DIRECTIVE:
Gather all lines in the data that hold the string "text".

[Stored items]
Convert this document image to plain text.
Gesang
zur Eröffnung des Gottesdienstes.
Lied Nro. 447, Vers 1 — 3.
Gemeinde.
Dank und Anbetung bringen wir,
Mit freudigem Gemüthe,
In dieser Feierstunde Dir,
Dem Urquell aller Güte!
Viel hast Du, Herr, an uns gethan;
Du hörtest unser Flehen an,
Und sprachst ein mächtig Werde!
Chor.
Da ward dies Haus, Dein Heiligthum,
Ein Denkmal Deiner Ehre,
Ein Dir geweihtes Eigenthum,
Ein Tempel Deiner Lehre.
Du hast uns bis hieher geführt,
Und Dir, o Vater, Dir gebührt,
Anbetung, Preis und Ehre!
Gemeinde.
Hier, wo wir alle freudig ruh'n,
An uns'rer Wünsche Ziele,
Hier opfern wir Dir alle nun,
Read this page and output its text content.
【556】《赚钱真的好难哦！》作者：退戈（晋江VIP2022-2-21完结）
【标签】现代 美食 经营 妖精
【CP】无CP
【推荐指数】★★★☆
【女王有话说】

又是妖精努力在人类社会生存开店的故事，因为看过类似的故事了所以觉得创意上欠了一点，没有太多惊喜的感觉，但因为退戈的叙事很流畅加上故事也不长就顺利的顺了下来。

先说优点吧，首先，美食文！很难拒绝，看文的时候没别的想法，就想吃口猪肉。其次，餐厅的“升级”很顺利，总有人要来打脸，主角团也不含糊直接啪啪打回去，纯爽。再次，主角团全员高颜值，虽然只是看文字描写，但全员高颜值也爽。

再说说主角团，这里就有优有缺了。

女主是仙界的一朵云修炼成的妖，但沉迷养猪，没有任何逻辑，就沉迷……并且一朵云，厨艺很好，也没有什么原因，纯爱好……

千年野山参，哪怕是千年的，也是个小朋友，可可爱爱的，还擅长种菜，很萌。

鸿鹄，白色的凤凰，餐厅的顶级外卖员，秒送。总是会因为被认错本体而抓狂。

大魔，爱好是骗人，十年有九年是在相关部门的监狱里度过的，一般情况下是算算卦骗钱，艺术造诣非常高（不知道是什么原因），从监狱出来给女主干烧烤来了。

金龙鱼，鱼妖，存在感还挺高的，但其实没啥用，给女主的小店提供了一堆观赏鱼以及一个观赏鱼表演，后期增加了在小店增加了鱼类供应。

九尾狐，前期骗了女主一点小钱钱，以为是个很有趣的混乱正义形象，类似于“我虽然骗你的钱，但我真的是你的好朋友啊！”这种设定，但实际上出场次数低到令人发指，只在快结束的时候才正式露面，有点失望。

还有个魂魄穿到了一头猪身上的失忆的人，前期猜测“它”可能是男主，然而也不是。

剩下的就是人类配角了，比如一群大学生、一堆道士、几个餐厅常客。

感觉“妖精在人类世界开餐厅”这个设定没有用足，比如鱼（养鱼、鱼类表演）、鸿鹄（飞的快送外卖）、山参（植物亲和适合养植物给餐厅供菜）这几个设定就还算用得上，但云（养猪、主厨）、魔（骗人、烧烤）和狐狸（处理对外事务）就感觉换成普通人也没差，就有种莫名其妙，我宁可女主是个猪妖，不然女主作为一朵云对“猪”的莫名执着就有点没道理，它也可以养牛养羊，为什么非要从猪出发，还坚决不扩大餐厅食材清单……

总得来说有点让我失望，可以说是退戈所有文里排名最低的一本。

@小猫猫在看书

RESPONSE:
Convert this document image to plain text.
Read this page and output its text content.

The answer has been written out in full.